Segment Start: DATASET CONTENT

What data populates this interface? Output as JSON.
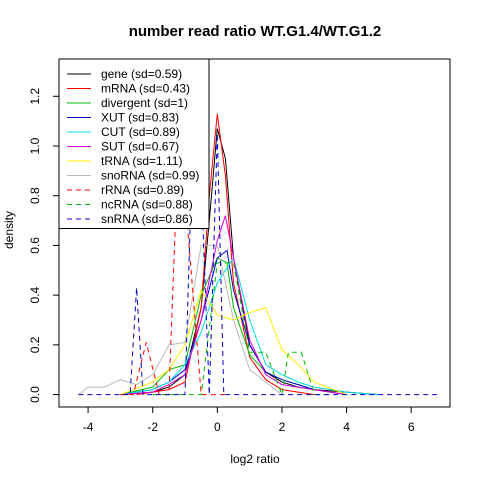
{
  "chart_data": {
    "type": "line",
    "title": "number read ratio WT.G1.4/WT.G1.2",
    "xlabel": "log2 ratio",
    "ylabel": "density",
    "xlim": [
      -4.9,
      7.2
    ],
    "ylim": [
      -0.05,
      1.35
    ],
    "x_ticks": [
      -4,
      -2,
      0,
      2,
      4,
      6
    ],
    "x_tick_labels": [
      "-4",
      "-2",
      "0",
      "2",
      "4",
      "6"
    ],
    "y_ticks": [
      0.0,
      0.2,
      0.4,
      0.6,
      0.8,
      1.0,
      1.2
    ],
    "y_tick_labels": [
      "0.0",
      "0.2",
      "0.4",
      "0.6",
      "0.8",
      "1.0",
      "1.2"
    ],
    "grid": false,
    "legend_position": "top-left",
    "series": [
      {
        "name": "gene (sd=0.59)",
        "color": "#000000",
        "dash": "solid",
        "x": [
          -3.0,
          -2.0,
          -1.5,
          -1.0,
          -0.5,
          -0.25,
          0.0,
          0.25,
          0.5,
          1.0,
          1.5,
          2.0,
          2.5,
          3.0,
          4.0,
          5.0
        ],
        "y": [
          0.0,
          0.01,
          0.03,
          0.08,
          0.35,
          0.7,
          1.07,
          0.95,
          0.55,
          0.2,
          0.09,
          0.05,
          0.03,
          0.02,
          0.01,
          0.0
        ]
      },
      {
        "name": "mRNA (sd=0.43)",
        "color": "#ff0000",
        "dash": "solid",
        "x": [
          -2.5,
          -1.5,
          -1.0,
          -0.5,
          -0.25,
          0.0,
          0.25,
          0.5,
          1.0,
          1.5,
          2.0,
          3.0
        ],
        "y": [
          0.0,
          0.02,
          0.05,
          0.35,
          0.8,
          1.13,
          0.88,
          0.45,
          0.15,
          0.06,
          0.02,
          0.0
        ]
      },
      {
        "name": "divergent (sd=1)",
        "color": "#00bb00",
        "dash": "solid",
        "x": [
          -3.0,
          -2.0,
          -1.5,
          -1.0,
          -0.5,
          0.0,
          0.3,
          0.5,
          1.0,
          1.5,
          2.0,
          2.5,
          3.0,
          4.0
        ],
        "y": [
          0.0,
          0.03,
          0.1,
          0.12,
          0.4,
          0.55,
          0.53,
          0.35,
          0.16,
          0.09,
          0.06,
          0.04,
          0.02,
          0.0
        ]
      },
      {
        "name": "XUT (sd=0.83)",
        "color": "#0000cc",
        "dash": "solid",
        "x": [
          -3.0,
          -2.0,
          -1.5,
          -1.0,
          -0.5,
          0.0,
          0.3,
          0.5,
          1.0,
          1.5,
          2.0,
          2.5,
          3.0,
          4.0
        ],
        "y": [
          0.0,
          0.02,
          0.05,
          0.1,
          0.3,
          0.55,
          0.58,
          0.42,
          0.2,
          0.09,
          0.06,
          0.04,
          0.02,
          0.0
        ]
      },
      {
        "name": "CUT (sd=0.89)",
        "color": "#00dddd",
        "dash": "solid",
        "x": [
          -3.0,
          -2.0,
          -1.5,
          -1.0,
          -0.5,
          0.0,
          0.5,
          1.0,
          1.5,
          2.0,
          2.5,
          3.0,
          4.0,
          5.0
        ],
        "y": [
          0.0,
          0.02,
          0.05,
          0.12,
          0.25,
          0.45,
          0.55,
          0.3,
          0.12,
          0.08,
          0.05,
          0.03,
          0.01,
          0.0
        ]
      },
      {
        "name": "SUT (sd=0.67)",
        "color": "#dd00dd",
        "dash": "solid",
        "x": [
          -3.0,
          -2.0,
          -1.5,
          -1.0,
          -0.5,
          0.0,
          0.25,
          0.5,
          1.0,
          1.5,
          2.0,
          3.0,
          4.0
        ],
        "y": [
          0.0,
          0.01,
          0.04,
          0.08,
          0.3,
          0.62,
          0.72,
          0.55,
          0.22,
          0.08,
          0.04,
          0.02,
          0.0
        ]
      },
      {
        "name": "tRNA (sd=1.11)",
        "color": "#ffee00",
        "dash": "solid",
        "x": [
          -3.0,
          -2.0,
          -1.5,
          -1.0,
          -0.5,
          0.0,
          0.5,
          1.0,
          1.5,
          2.0,
          2.5,
          3.0,
          4.0
        ],
        "y": [
          0.0,
          0.05,
          0.1,
          0.2,
          0.42,
          0.32,
          0.3,
          0.33,
          0.35,
          0.18,
          0.12,
          0.05,
          0.0
        ]
      },
      {
        "name": "snoRNA (sd=0.99)",
        "color": "#bbbbbb",
        "dash": "solid",
        "x": [
          -4.3,
          -4.0,
          -3.5,
          -3.0,
          -2.5,
          -2.0,
          -1.5,
          -1.0,
          -0.5,
          0.0,
          0.5,
          1.0,
          1.5,
          2.0
        ],
        "y": [
          0.0,
          0.03,
          0.03,
          0.06,
          0.04,
          0.08,
          0.2,
          0.21,
          0.6,
          0.6,
          0.3,
          0.1,
          0.05,
          0.0
        ]
      },
      {
        "name": "rRNA (sd=0.89)",
        "color": "#ff0000",
        "dash": "dashed",
        "x": [
          -3.0,
          -2.6,
          -2.2,
          -1.8,
          -1.5,
          -1.3,
          -1.0,
          -0.5,
          0.0,
          0.3
        ],
        "y": [
          0.0,
          0.0,
          0.21,
          0.0,
          0.0,
          0.68,
          0.8,
          0.0,
          0.0,
          0.0
        ]
      },
      {
        "name": "ncRNA (sd=0.88)",
        "color": "#00bb00",
        "dash": "dashed",
        "x": [
          -2.0,
          -1.5,
          -1.0,
          -0.5,
          0.0,
          0.5,
          1.0,
          1.5,
          2.0,
          2.2,
          2.6,
          3.0,
          3.5
        ],
        "y": [
          0.0,
          0.0,
          0.0,
          0.0,
          0.53,
          0.53,
          0.17,
          0.17,
          0.0,
          0.17,
          0.17,
          0.0,
          0.0
        ]
      },
      {
        "name": "snRNA (sd=0.86)",
        "color": "#0000cc",
        "dash": "dashed",
        "x": [
          -4.3,
          -3.0,
          -2.7,
          -2.5,
          -2.3,
          -2.0,
          -1.0,
          -0.8,
          -0.5,
          -0.25,
          0.0,
          0.2,
          0.4,
          0.7,
          1.0,
          3.0,
          4.0,
          5.0,
          6.0,
          6.8
        ],
        "y": [
          0.0,
          0.0,
          0.0,
          0.43,
          0.0,
          0.0,
          0.0,
          0.86,
          0.86,
          0.0,
          1.05,
          0.0,
          0.0,
          0.0,
          0.0,
          0.0,
          0.0,
          0.0,
          0.0,
          0.0
        ]
      }
    ]
  }
}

Segment End: DATASET CONTENT

WHAT TO DO: Nothing but the records themselves, exact and complete, should be returned; leave the pictures out.

RESPONSE TO THIS TASK:
What data populates this interface? Output as JSON.
{
  "chart_data": {
    "type": "line",
    "title": "number read ratio WT.G1.4/WT.G1.2",
    "xlabel": "log2 ratio",
    "ylabel": "density",
    "xlim": [
      -4.9,
      7.2
    ],
    "ylim": [
      -0.05,
      1.35
    ],
    "x_ticks": [
      -4,
      -2,
      0,
      2,
      4,
      6
    ],
    "x_tick_labels": [
      "-4",
      "-2",
      "0",
      "2",
      "4",
      "6"
    ],
    "y_ticks": [
      0.0,
      0.2,
      0.4,
      0.6,
      0.8,
      1.0,
      1.2
    ],
    "y_tick_labels": [
      "0.0",
      "0.2",
      "0.4",
      "0.6",
      "0.8",
      "1.0",
      "1.2"
    ],
    "grid": false,
    "legend_position": "top-left",
    "series": [
      {
        "name": "gene (sd=0.59)",
        "color": "#000000",
        "dash": "solid",
        "x": [
          -3.0,
          -2.0,
          -1.5,
          -1.0,
          -0.5,
          -0.25,
          0.0,
          0.25,
          0.5,
          1.0,
          1.5,
          2.0,
          2.5,
          3.0,
          4.0,
          5.0
        ],
        "y": [
          0.0,
          0.01,
          0.03,
          0.08,
          0.35,
          0.7,
          1.07,
          0.95,
          0.55,
          0.2,
          0.09,
          0.05,
          0.03,
          0.02,
          0.01,
          0.0
        ]
      },
      {
        "name": "mRNA (sd=0.43)",
        "color": "#ff0000",
        "dash": "solid",
        "x": [
          -2.5,
          -1.5,
          -1.0,
          -0.5,
          -0.25,
          0.0,
          0.25,
          0.5,
          1.0,
          1.5,
          2.0,
          3.0
        ],
        "y": [
          0.0,
          0.02,
          0.05,
          0.35,
          0.8,
          1.13,
          0.88,
          0.45,
          0.15,
          0.06,
          0.02,
          0.0
        ]
      },
      {
        "name": "divergent (sd=1)",
        "color": "#00bb00",
        "dash": "solid",
        "x": [
          -3.0,
          -2.0,
          -1.5,
          -1.0,
          -0.5,
          0.0,
          0.3,
          0.5,
          1.0,
          1.5,
          2.0,
          2.5,
          3.0,
          4.0
        ],
        "y": [
          0.0,
          0.03,
          0.1,
          0.12,
          0.4,
          0.55,
          0.53,
          0.35,
          0.16,
          0.09,
          0.06,
          0.04,
          0.02,
          0.0
        ]
      },
      {
        "name": "XUT (sd=0.83)",
        "color": "#0000cc",
        "dash": "solid",
        "x": [
          -3.0,
          -2.0,
          -1.5,
          -1.0,
          -0.5,
          0.0,
          0.3,
          0.5,
          1.0,
          1.5,
          2.0,
          2.5,
          3.0,
          4.0
        ],
        "y": [
          0.0,
          0.02,
          0.05,
          0.1,
          0.3,
          0.55,
          0.58,
          0.42,
          0.2,
          0.09,
          0.06,
          0.04,
          0.02,
          0.0
        ]
      },
      {
        "name": "CUT (sd=0.89)",
        "color": "#00dddd",
        "dash": "solid",
        "x": [
          -3.0,
          -2.0,
          -1.5,
          -1.0,
          -0.5,
          0.0,
          0.5,
          1.0,
          1.5,
          2.0,
          2.5,
          3.0,
          4.0,
          5.0
        ],
        "y": [
          0.0,
          0.02,
          0.05,
          0.12,
          0.25,
          0.45,
          0.55,
          0.3,
          0.12,
          0.08,
          0.05,
          0.03,
          0.01,
          0.0
        ]
      },
      {
        "name": "SUT (sd=0.67)",
        "color": "#dd00dd",
        "dash": "solid",
        "x": [
          -3.0,
          -2.0,
          -1.5,
          -1.0,
          -0.5,
          0.0,
          0.25,
          0.5,
          1.0,
          1.5,
          2.0,
          3.0,
          4.0
        ],
        "y": [
          0.0,
          0.01,
          0.04,
          0.08,
          0.3,
          0.62,
          0.72,
          0.55,
          0.22,
          0.08,
          0.04,
          0.02,
          0.0
        ]
      },
      {
        "name": "tRNA (sd=1.11)",
        "color": "#ffee00",
        "dash": "solid",
        "x": [
          -3.0,
          -2.0,
          -1.5,
          -1.0,
          -0.5,
          0.0,
          0.5,
          1.0,
          1.5,
          2.0,
          2.5,
          3.0,
          4.0
        ],
        "y": [
          0.0,
          0.05,
          0.1,
          0.2,
          0.42,
          0.32,
          0.3,
          0.33,
          0.35,
          0.18,
          0.12,
          0.05,
          0.0
        ]
      },
      {
        "name": "snoRNA (sd=0.99)",
        "color": "#bbbbbb",
        "dash": "solid",
        "x": [
          -4.3,
          -4.0,
          -3.5,
          -3.0,
          -2.5,
          -2.0,
          -1.5,
          -1.0,
          -0.5,
          0.0,
          0.5,
          1.0,
          1.5,
          2.0
        ],
        "y": [
          0.0,
          0.03,
          0.03,
          0.06,
          0.04,
          0.08,
          0.2,
          0.21,
          0.6,
          0.6,
          0.3,
          0.1,
          0.05,
          0.0
        ]
      },
      {
        "name": "rRNA (sd=0.89)",
        "color": "#ff0000",
        "dash": "dashed",
        "x": [
          -3.0,
          -2.6,
          -2.2,
          -1.8,
          -1.5,
          -1.3,
          -1.0,
          -0.5,
          0.0,
          0.3
        ],
        "y": [
          0.0,
          0.0,
          0.21,
          0.0,
          0.0,
          0.68,
          0.8,
          0.0,
          0.0,
          0.0
        ]
      },
      {
        "name": "ncRNA (sd=0.88)",
        "color": "#00bb00",
        "dash": "dashed",
        "x": [
          -2.0,
          -1.5,
          -1.0,
          -0.5,
          0.0,
          0.5,
          1.0,
          1.5,
          2.0,
          2.2,
          2.6,
          3.0,
          3.5
        ],
        "y": [
          0.0,
          0.0,
          0.0,
          0.0,
          0.53,
          0.53,
          0.17,
          0.17,
          0.0,
          0.17,
          0.17,
          0.0,
          0.0
        ]
      },
      {
        "name": "snRNA (sd=0.86)",
        "color": "#0000cc",
        "dash": "dashed",
        "x": [
          -4.3,
          -3.0,
          -2.7,
          -2.5,
          -2.3,
          -2.0,
          -1.0,
          -0.8,
          -0.5,
          -0.25,
          0.0,
          0.2,
          0.4,
          0.7,
          1.0,
          3.0,
          4.0,
          5.0,
          6.0,
          6.8
        ],
        "y": [
          0.0,
          0.0,
          0.0,
          0.43,
          0.0,
          0.0,
          0.0,
          0.86,
          0.86,
          0.0,
          1.05,
          0.0,
          0.0,
          0.0,
          0.0,
          0.0,
          0.0,
          0.0,
          0.0,
          0.0
        ]
      }
    ]
  }
}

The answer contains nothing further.